** begin RAW DATA **

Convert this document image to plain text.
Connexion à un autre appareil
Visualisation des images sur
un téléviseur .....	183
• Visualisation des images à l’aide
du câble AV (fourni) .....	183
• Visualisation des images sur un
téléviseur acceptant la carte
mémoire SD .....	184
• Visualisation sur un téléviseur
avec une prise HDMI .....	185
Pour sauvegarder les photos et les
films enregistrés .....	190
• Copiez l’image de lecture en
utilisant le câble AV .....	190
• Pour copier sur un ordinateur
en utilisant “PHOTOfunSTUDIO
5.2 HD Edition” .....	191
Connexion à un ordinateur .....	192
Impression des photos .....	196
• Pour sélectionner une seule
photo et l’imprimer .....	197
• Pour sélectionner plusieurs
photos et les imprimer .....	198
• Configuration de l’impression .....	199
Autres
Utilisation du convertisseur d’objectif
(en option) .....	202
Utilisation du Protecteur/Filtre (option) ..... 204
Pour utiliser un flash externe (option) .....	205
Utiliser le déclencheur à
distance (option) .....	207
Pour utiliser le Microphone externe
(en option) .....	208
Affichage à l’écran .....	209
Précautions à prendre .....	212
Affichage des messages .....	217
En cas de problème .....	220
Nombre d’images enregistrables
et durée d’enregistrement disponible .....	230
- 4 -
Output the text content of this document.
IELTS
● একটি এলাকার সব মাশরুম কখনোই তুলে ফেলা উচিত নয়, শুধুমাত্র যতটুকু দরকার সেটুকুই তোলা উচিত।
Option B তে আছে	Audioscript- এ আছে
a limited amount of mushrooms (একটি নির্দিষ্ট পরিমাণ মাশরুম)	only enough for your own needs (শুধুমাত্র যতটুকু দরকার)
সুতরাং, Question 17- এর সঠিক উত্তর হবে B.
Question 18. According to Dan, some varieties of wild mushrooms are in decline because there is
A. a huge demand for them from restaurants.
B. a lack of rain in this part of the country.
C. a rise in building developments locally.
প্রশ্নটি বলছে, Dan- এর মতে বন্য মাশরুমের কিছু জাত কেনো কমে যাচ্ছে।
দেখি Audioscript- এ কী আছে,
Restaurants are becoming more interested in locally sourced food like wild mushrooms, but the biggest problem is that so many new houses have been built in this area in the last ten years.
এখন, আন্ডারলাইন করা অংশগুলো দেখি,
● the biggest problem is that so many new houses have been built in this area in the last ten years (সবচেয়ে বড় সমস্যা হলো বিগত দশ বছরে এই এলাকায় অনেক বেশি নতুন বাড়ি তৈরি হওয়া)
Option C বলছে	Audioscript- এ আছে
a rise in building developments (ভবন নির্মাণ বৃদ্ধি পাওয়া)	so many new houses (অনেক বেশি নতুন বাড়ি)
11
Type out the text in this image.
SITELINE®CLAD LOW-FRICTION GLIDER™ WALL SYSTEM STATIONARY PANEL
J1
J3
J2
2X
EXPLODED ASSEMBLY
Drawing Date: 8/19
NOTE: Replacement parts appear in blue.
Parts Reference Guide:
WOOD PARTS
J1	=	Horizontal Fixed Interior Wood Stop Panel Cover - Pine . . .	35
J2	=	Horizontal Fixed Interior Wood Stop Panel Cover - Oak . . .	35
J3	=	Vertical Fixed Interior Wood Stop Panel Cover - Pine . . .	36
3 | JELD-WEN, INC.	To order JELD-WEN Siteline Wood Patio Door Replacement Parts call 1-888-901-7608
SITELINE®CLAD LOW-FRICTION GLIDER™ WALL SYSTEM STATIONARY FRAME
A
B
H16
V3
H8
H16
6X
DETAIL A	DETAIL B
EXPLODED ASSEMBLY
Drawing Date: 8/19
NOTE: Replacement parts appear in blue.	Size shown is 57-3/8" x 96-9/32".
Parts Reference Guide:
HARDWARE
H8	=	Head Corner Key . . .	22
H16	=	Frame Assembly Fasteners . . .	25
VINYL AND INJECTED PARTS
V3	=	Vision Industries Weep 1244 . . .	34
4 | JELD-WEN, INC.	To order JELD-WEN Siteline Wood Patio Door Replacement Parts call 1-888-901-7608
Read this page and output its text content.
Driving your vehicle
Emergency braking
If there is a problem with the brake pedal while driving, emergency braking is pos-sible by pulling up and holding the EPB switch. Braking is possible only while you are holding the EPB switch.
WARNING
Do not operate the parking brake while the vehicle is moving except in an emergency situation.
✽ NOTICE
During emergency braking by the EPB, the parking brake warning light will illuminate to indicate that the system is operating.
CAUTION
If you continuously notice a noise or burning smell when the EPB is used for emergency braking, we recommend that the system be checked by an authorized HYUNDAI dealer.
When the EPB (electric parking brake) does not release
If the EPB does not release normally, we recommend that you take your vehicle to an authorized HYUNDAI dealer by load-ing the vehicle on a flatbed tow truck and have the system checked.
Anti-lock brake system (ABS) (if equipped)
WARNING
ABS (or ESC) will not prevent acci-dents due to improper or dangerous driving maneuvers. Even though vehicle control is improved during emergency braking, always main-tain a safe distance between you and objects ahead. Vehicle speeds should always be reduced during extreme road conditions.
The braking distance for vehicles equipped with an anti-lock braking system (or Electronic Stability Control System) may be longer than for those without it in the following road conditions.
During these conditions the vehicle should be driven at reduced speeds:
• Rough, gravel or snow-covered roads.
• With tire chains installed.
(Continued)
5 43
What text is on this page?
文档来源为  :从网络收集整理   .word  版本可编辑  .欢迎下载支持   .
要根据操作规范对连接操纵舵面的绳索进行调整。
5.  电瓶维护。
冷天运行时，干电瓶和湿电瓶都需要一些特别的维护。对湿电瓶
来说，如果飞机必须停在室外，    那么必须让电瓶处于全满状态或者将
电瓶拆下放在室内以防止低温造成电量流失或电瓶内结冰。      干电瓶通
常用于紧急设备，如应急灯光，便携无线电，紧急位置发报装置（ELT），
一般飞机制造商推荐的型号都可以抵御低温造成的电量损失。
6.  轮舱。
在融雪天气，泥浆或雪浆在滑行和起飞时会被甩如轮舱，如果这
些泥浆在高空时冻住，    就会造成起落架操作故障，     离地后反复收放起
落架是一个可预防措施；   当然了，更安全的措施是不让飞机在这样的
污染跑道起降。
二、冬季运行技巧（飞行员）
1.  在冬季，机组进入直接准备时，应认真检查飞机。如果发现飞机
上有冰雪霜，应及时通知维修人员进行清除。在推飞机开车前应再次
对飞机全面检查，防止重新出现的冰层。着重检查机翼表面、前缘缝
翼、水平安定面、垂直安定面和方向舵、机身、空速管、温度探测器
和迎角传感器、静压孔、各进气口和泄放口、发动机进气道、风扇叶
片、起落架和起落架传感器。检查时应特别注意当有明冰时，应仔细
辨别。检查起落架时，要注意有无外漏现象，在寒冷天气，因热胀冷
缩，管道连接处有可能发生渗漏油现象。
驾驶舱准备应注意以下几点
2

** end RAW DATA **

• WRITTEN INSTRUCTION: Please reproduce all of the entries exactly as they stand.

• ANSWER TO THE EXERCISE:
Convert this document image to plain text.
Connexion à un autre appareil
Visualisation des images sur
un téléviseur .....	183
• Visualisation des images à l’aide
du câble AV (fourni) .....	183
• Visualisation des images sur un
téléviseur acceptant la carte
mémoire SD .....	184
• Visualisation sur un téléviseur
avec une prise HDMI .....	185
Pour sauvegarder les photos et les
films enregistrés .....	190
• Copiez l’image de lecture en
utilisant le câble AV .....	190
• Pour copier sur un ordinateur
en utilisant “PHOTOfunSTUDIO
5.2 HD Edition” .....	191
Connexion à un ordinateur .....	192
Impression des photos .....	196
• Pour sélectionner une seule
photo et l’imprimer .....	197
• Pour sélectionner plusieurs
photos et les imprimer .....	198
• Configuration de l’impression .....	199
Autres
Utilisation du convertisseur d’objectif
(en option) .....	202
Utilisation du Protecteur/Filtre (option) ..... 204
Pour utiliser un flash externe (option) .....	205
Utiliser le déclencheur à
distance (option) .....	207
Pour utiliser le Microphone externe
(en option) .....	208
Affichage à l’écran .....	209
Précautions à prendre .....	212
Affichage des messages .....	217
En cas de problème .....	220
Nombre d’images enregistrables
et durée d’enregistrement disponible .....	230
- 4 -
Output the text content of this document.
IELTS
● একটি এলাকার সব মাশরুম কখনোই তুলে ফেলা উচিত নয়, শুধুমাত্র যতটুকু দরকার সেটুকুই তোলা উচিত।
Option B তে আছে	Audioscript- এ আছে
a limited amount of mushrooms (একটি নির্দিষ্ট পরিমাণ মাশরুম)	only enough for your own needs (শুধুমাত্র যতটুকু দরকার)
সুতরাং, Question 17- এর সঠিক উত্তর হবে B.
Question 18. According to Dan, some varieties of wild mushrooms are in decline because there is
A. a huge demand for them from restaurants.
B. a lack of rain in this part of the country.
C. a rise in building developments locally.
প্রশ্নটি বলছে, Dan- এর মতে বন্য মাশরুমের কিছু জাত কেনো কমে যাচ্ছে।
দেখি Audioscript- এ কী আছে,
Restaurants are becoming more interested in locally sourced food like wild mushrooms, but the biggest problem is that so many new houses have been built in this area in the last ten years.
এখন, আন্ডারলাইন করা অংশগুলো দেখি,
● the biggest problem is that so many new houses have been built in this area in the last ten years (সবচেয়ে বড় সমস্যা হলো বিগত দশ বছরে এই এলাকায় অনেক বেশি নতুন বাড়ি তৈরি হওয়া)
Option C বলছে	Audioscript- এ আছে
a rise in building developments (ভবন নির্মাণ বৃদ্ধি পাওয়া)	so many new houses (অনেক বেশি নতুন বাড়ি)
11
Type out the text in this image.
SITELINE®CLAD LOW-FRICTION GLIDER™ WALL SYSTEM STATIONARY PANEL
J1
J3
J2
2X
EXPLODED ASSEMBLY
Drawing Date: 8/19
NOTE: Replacement parts appear in blue.
Parts Reference Guide:
WOOD PARTS
J1	=	Horizontal Fixed Interior Wood Stop Panel Cover - Pine . . .	35
J2	=	Horizontal Fixed Interior Wood Stop Panel Cover - Oak . . .	35
J3	=	Vertical Fixed Interior Wood Stop Panel Cover - Pine . . .	36
3 | JELD-WEN, INC.	To order JELD-WEN Siteline Wood Patio Door Replacement Parts call 1-888-901-7608
SITELINE®CLAD LOW-FRICTION GLIDER™ WALL SYSTEM STATIONARY FRAME
A
B
H16
V3
H8
H16
6X
DETAIL A	DETAIL B
EXPLODED ASSEMBLY
Drawing Date: 8/19
NOTE: Replacement parts appear in blue.	Size shown is 57-3/8" x 96-9/32".
Parts Reference Guide:
HARDWARE
H8	=	Head Corner Key . . .	22
H16	=	Frame Assembly Fasteners . . .	25
VINYL AND INJECTED PARTS
V3	=	Vision Industries Weep 1244 . . .	34
4 | JELD-WEN, INC.	To order JELD-WEN Siteline Wood Patio Door Replacement Parts call 1-888-901-7608
Read this page and output its text content.
Driving your vehicle
Emergency braking
If there is a problem with the brake pedal while driving, emergency braking is pos-sible by pulling up and holding the EPB switch. Braking is possible only while you are holding the EPB switch.
WARNING
Do not operate the parking brake while the vehicle is moving except in an emergency situation.
✽ NOTICE
During emergency braking by the EPB, the parking brake warning light will illuminate to indicate that the system is operating.
CAUTION
If you continuously notice a noise or burning smell when the EPB is used for emergency braking, we recommend that the system be checked by an authorized HYUNDAI dealer.
When the EPB (electric parking brake) does not release
If the EPB does not release normally, we recommend that you take your vehicle to an authorized HYUNDAI dealer by load-ing the vehicle on a flatbed tow truck and have the system checked.
Anti-lock brake system (ABS) (if equipped)
WARNING
ABS (or ESC) will not prevent acci-dents due to improper or dangerous driving maneuvers. Even though vehicle control is improved during emergency braking, always main-tain a safe distance between you and objects ahead. Vehicle speeds should always be reduced during extreme road conditions.
The braking distance for vehicles equipped with an anti-lock braking system (or Electronic Stability Control System) may be longer than for those without it in the following road conditions.
During these conditions the vehicle should be driven at reduced speeds:
• Rough, gravel or snow-covered roads.
• With tire chains installed.
(Continued)
5 43
What text is on this page?
文档来源为  :从网络收集整理   .word  版本可编辑  .欢迎下载支持   .
要根据操作规范对连接操纵舵面的绳索进行调整。
5.  电瓶维护。
冷天运行时，干电瓶和湿电瓶都需要一些特别的维护。对湿电瓶
来说，如果飞机必须停在室外，    那么必须让电瓶处于全满状态或者将
电瓶拆下放在室内以防止低温造成电量流失或电瓶内结冰。      干电瓶通
常用于紧急设备，如应急灯光，便携无线电，紧急位置发报装置（ELT），
一般飞机制造商推荐的型号都可以抵御低温造成的电量损失。
6.  轮舱。
在融雪天气，泥浆或雪浆在滑行和起飞时会被甩如轮舱，如果这
些泥浆在高空时冻住，    就会造成起落架操作故障，     离地后反复收放起
落架是一个可预防措施；   当然了，更安全的措施是不让飞机在这样的
污染跑道起降。
二、冬季运行技巧（飞行员）
1.  在冬季，机组进入直接准备时，应认真检查飞机。如果发现飞机
上有冰雪霜，应及时通知维修人员进行清除。在推飞机开车前应再次
对飞机全面检查，防止重新出现的冰层。着重检查机翼表面、前缘缝
翼、水平安定面、垂直安定面和方向舵、机身、空速管、温度探测器
和迎角传感器、静压孔、各进气口和泄放口、发动机进气道、风扇叶
片、起落架和起落架传感器。检查时应特别注意当有明冰时，应仔细
辨别。检查起落架时，要注意有无外漏现象，在寒冷天气，因热胀冷
缩，管道连接处有可能发生渗漏油现象。
驾驶舱准备应注意以下几点
2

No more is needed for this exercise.